*Task directions*
Locate the string "сметы" in the records below. Copy every line where it occurs.

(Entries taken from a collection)
+---+

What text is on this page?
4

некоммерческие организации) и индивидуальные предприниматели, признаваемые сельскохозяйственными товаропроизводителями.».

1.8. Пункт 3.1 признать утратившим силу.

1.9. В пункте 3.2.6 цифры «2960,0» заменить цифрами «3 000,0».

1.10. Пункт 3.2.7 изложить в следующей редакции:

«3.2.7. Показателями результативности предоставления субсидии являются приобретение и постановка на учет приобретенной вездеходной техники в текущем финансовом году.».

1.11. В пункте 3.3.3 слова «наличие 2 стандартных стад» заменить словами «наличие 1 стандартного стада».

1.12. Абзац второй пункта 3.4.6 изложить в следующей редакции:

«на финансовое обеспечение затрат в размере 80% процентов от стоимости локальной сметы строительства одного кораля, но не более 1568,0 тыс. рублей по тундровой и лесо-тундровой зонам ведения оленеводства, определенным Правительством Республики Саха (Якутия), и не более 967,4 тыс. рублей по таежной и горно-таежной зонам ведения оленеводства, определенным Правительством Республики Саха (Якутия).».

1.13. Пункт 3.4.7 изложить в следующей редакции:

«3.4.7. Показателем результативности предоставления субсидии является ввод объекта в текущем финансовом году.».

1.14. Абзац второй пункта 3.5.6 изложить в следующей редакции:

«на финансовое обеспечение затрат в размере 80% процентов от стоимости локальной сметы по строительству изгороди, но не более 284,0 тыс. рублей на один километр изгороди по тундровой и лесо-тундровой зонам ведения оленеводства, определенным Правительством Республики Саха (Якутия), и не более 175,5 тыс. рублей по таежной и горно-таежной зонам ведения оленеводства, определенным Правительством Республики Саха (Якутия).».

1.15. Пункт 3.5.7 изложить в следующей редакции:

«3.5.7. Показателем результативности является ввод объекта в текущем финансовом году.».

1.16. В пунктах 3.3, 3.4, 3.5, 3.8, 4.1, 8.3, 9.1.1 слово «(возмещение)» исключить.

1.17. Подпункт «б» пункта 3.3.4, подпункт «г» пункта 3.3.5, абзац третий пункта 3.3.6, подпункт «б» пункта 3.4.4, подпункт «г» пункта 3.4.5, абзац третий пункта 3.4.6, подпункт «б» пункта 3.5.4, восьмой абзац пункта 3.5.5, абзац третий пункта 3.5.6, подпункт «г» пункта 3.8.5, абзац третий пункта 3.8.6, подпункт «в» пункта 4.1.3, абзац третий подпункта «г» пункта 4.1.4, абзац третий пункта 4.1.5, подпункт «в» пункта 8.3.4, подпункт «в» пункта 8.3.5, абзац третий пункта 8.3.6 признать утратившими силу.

+---+

*Exercise response*
«на финансовое обеспечение затрат в размере 80% процентов от стоимости локальной сметы строительства одного кораля, но не более 1568,0 тыс. рублей по тундровой и лесо-тундровой зонам ведения оленеводства, определенным Правительством Республики Саха (Якутия), и не более 967,4 тыс. рублей по таежной и горно-таежной зонам ведения оленеводства, определенным Правительством Республики Саха (Якутия).».
«на финансовое обеспечение затрат в размере 80% процентов от стоимости локальной сметы по строительству изгороди, но не более 284,0 тыс. рублей на один километр изгороди по тундровой и лесо-тундровой зонам ведения оленеводства, определенным Правительством Республики Саха (Якутия), и не более 175,5 тыс. рублей по таежной и горно-таежной зонам ведения оленеводства, определенным Правительством Республики Саха (Якутия).».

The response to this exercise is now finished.